# What is expected:
Among the lines below, how many carry the string "hills"? Reply with a number and nothing else.

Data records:

##############################

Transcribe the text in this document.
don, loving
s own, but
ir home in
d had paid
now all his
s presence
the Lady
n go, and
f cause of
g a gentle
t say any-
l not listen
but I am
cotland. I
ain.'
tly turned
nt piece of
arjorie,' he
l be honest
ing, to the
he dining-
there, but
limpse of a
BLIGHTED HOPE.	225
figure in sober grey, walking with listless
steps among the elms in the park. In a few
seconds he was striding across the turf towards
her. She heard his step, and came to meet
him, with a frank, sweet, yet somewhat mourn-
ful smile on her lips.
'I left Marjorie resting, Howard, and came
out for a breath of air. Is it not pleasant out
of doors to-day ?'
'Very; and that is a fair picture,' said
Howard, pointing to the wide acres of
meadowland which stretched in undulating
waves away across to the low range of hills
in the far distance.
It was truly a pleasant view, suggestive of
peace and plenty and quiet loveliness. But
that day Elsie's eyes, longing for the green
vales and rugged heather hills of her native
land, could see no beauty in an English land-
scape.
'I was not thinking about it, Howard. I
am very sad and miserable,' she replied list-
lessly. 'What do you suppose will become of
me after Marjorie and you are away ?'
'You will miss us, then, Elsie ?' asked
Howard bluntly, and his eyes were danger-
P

##############################

# Solved exercise:
2